MATERIAL PROVIDED
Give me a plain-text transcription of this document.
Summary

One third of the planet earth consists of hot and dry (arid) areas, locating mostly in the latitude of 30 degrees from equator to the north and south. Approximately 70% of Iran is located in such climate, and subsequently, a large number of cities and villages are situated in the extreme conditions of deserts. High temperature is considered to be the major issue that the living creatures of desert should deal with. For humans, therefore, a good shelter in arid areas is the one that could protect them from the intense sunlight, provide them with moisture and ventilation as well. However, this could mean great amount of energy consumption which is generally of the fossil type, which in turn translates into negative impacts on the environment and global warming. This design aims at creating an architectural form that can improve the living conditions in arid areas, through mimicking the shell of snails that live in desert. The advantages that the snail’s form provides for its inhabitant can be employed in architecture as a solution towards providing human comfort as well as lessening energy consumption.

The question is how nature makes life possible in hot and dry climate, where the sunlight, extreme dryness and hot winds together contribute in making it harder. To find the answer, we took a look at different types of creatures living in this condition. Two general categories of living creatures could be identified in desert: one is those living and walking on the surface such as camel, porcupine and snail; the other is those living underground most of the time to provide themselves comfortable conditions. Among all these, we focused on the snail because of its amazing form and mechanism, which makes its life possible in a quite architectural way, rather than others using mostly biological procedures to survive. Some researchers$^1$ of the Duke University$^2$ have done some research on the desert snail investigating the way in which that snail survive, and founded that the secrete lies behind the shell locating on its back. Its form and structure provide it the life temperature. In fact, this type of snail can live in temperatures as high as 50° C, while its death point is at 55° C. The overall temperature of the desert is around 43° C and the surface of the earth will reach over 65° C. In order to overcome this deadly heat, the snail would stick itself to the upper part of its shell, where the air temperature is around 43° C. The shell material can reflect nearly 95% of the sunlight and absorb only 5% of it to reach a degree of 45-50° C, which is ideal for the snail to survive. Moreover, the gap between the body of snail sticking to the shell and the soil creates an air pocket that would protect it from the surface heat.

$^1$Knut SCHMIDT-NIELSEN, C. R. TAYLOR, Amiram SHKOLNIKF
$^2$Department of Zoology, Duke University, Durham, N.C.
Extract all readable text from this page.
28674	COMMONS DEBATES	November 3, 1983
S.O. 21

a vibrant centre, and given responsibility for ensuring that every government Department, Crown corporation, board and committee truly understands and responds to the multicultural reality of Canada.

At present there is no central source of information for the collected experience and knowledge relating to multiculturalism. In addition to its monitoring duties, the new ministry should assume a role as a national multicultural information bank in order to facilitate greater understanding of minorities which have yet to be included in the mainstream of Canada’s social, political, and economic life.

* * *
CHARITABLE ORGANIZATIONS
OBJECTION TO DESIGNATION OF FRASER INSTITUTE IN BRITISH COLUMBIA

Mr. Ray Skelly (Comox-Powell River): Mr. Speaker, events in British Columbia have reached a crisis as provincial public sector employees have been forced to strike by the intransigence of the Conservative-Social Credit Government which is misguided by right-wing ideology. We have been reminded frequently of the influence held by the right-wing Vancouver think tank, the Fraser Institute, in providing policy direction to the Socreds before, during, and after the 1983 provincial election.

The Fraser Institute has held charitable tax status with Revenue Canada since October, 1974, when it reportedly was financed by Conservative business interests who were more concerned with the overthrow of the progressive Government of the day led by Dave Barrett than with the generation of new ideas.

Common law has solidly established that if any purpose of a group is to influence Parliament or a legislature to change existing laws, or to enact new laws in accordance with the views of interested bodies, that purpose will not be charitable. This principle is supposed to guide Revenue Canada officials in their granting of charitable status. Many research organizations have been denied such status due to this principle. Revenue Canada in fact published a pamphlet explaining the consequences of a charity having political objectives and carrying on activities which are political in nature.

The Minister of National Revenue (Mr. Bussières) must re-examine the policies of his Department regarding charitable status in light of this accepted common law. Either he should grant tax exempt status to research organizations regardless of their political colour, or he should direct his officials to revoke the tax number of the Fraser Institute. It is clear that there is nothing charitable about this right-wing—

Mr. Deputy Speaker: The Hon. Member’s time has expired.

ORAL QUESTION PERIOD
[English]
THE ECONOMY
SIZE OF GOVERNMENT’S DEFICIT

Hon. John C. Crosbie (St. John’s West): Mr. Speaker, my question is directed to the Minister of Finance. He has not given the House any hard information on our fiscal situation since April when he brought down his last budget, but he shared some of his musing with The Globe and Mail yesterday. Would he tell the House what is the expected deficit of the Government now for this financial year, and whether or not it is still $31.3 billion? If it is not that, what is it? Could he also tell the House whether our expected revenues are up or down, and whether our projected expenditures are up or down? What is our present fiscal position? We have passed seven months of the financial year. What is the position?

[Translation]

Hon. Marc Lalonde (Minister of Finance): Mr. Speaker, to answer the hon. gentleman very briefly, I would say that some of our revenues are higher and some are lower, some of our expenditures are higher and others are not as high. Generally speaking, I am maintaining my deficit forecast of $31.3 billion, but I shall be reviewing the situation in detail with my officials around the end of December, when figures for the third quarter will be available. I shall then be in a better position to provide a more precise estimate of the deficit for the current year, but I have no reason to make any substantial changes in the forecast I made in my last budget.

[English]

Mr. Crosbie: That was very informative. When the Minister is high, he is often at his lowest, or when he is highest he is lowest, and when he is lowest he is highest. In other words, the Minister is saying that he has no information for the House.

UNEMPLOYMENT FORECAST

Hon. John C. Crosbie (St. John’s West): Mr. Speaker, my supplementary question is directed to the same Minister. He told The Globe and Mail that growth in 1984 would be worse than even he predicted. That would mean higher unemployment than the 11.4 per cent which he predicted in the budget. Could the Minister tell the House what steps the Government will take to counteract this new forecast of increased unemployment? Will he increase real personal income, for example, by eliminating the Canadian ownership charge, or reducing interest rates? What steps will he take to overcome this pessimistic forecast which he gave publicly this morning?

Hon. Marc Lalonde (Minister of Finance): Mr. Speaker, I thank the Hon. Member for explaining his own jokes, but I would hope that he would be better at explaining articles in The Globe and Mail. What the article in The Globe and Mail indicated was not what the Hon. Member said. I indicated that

EXERCISE
Using the listing above, please repeat every entry exactly.

PROBLEM SOLUTION
Give me a plain-text transcription of this document.
Summary

One third of the planet earth consists of hot and dry (arid) areas, locating mostly in the latitude of 30 degrees from equator to the north and south. Approximately 70% of Iran is located in such climate, and subsequently, a large number of cities and villages are situated in the extreme conditions of deserts. High temperature is considered to be the major issue that the living creatures of desert should deal with. For humans, therefore, a good shelter in arid areas is the one that could protect them from the intense sunlight, provide them with moisture and ventilation as well. However, this could mean great amount of energy consumption which is generally of the fossil type, which in turn translates into negative impacts on the environment and global warming. This design aims at creating an architectural form that can improve the living conditions in arid areas, through mimicking the shell of snails that live in desert. The advantages that the snail’s form provides for its inhabitant can be employed in architecture as a solution towards providing human comfort as well as lessening energy consumption.

The question is how nature makes life possible in hot and dry climate, where the sunlight, extreme dryness and hot winds together contribute in making it harder. To find the answer, we took a look at different types of creatures living in this condition. Two general categories of living creatures could be identified in desert: one is those living and walking on the surface such as camel, porcupine and snail; the other is those living underground most of the time to provide themselves comfortable conditions. Among all these, we focused on the snail because of its amazing form and mechanism, which makes its life possible in a quite architectural way, rather than others using mostly biological procedures to survive. Some researchers$^1$ of the Duke University$^2$ have done some research on the desert snail investigating the way in which that snail survive, and founded that the secrete lies behind the shell locating on its back. Its form and structure provide it the life temperature. In fact, this type of snail can live in temperatures as high as 50° C, while its death point is at 55° C. The overall temperature of the desert is around 43° C and the surface of the earth will reach over 65° C. In order to overcome this deadly heat, the snail would stick itself to the upper part of its shell, where the air temperature is around 43° C. The shell material can reflect nearly 95% of the sunlight and absorb only 5% of it to reach a degree of 45-50° C, which is ideal for the snail to survive. Moreover, the gap between the body of snail sticking to the shell and the soil creates an air pocket that would protect it from the surface heat.

$^1$Knut SCHMIDT-NIELSEN, C. R. TAYLOR, Amiram SHKOLNIKF
$^2$Department of Zoology, Duke University, Durham, N.C.
Extract all readable text from this page.
28674	COMMONS DEBATES	November 3, 1983
S.O. 21

a vibrant centre, and given responsibility for ensuring that every government Department, Crown corporation, board and committee truly understands and responds to the multicultural reality of Canada.

At present there is no central source of information for the collected experience and knowledge relating to multiculturalism. In addition to its monitoring duties, the new ministry should assume a role as a national multicultural information bank in order to facilitate greater understanding of minorities which have yet to be included in the mainstream of Canada’s social, political, and economic life.

* * *
CHARITABLE ORGANIZATIONS
OBJECTION TO DESIGNATION OF FRASER INSTITUTE IN BRITISH COLUMBIA

Mr. Ray Skelly (Comox-Powell River): Mr. Speaker, events in British Columbia have reached a crisis as provincial public sector employees have been forced to strike by the intransigence of the Conservative-Social Credit Government which is misguided by right-wing ideology. We have been reminded frequently of the influence held by the right-wing Vancouver think tank, the Fraser Institute, in providing policy direction to the Socreds before, during, and after the 1983 provincial election.

The Fraser Institute has held charitable tax status with Revenue Canada since October, 1974, when it reportedly was financed by Conservative business interests who were more concerned with the overthrow of the progressive Government of the day led by Dave Barrett than with the generation of new ideas.

Common law has solidly established that if any purpose of a group is to influence Parliament or a legislature to change existing laws, or to enact new laws in accordance with the views of interested bodies, that purpose will not be charitable. This principle is supposed to guide Revenue Canada officials in their granting of charitable status. Many research organizations have been denied such status due to this principle. Revenue Canada in fact published a pamphlet explaining the consequences of a charity having political objectives and carrying on activities which are political in nature.

The Minister of National Revenue (Mr. Bussières) must re-examine the policies of his Department regarding charitable status in light of this accepted common law. Either he should grant tax exempt status to research organizations regardless of their political colour, or he should direct his officials to revoke the tax number of the Fraser Institute. It is clear that there is nothing charitable about this right-wing—

Mr. Deputy Speaker: The Hon. Member’s time has expired.

ORAL QUESTION PERIOD
[English]
THE ECONOMY
SIZE OF GOVERNMENT’S DEFICIT

Hon. John C. Crosbie (St. John’s West): Mr. Speaker, my question is directed to the Minister of Finance. He has not given the House any hard information on our fiscal situation since April when he brought down his last budget, but he shared some of his musing with The Globe and Mail yesterday. Would he tell the House what is the expected deficit of the Government now for this financial year, and whether or not it is still $31.3 billion? If it is not that, what is it? Could he also tell the House whether our expected revenues are up or down, and whether our projected expenditures are up or down? What is our present fiscal position? We have passed seven months of the financial year. What is the position?

[Translation]

Hon. Marc Lalonde (Minister of Finance): Mr. Speaker, to answer the hon. gentleman very briefly, I would say that some of our revenues are higher and some are lower, some of our expenditures are higher and others are not as high. Generally speaking, I am maintaining my deficit forecast of $31.3 billion, but I shall be reviewing the situation in detail with my officials around the end of December, when figures for the third quarter will be available. I shall then be in a better position to provide a more precise estimate of the deficit for the current year, but I have no reason to make any substantial changes in the forecast I made in my last budget.

[English]

Mr. Crosbie: That was very informative. When the Minister is high, he is often at his lowest, or when he is highest he is lowest, and when he is lowest he is highest. In other words, the Minister is saying that he has no information for the House.

UNEMPLOYMENT FORECAST

Hon. John C. Crosbie (St. John’s West): Mr. Speaker, my supplementary question is directed to the same Minister. He told The Globe and Mail that growth in 1984 would be worse than even he predicted. That would mean higher unemployment than the 11.4 per cent which he predicted in the budget. Could the Minister tell the House what steps the Government will take to counteract this new forecast of increased unemployment? Will he increase real personal income, for example, by eliminating the Canadian ownership charge, or reducing interest rates? What steps will he take to overcome this pessimistic forecast which he gave publicly this morning?

Hon. Marc Lalonde (Minister of Finance): Mr. Speaker, I thank the Hon. Member for explaining his own jokes, but I would hope that he would be better at explaining articles in The Globe and Mail. What the article in The Globe and Mail indicated was not what the Hon. Member said. I indicated that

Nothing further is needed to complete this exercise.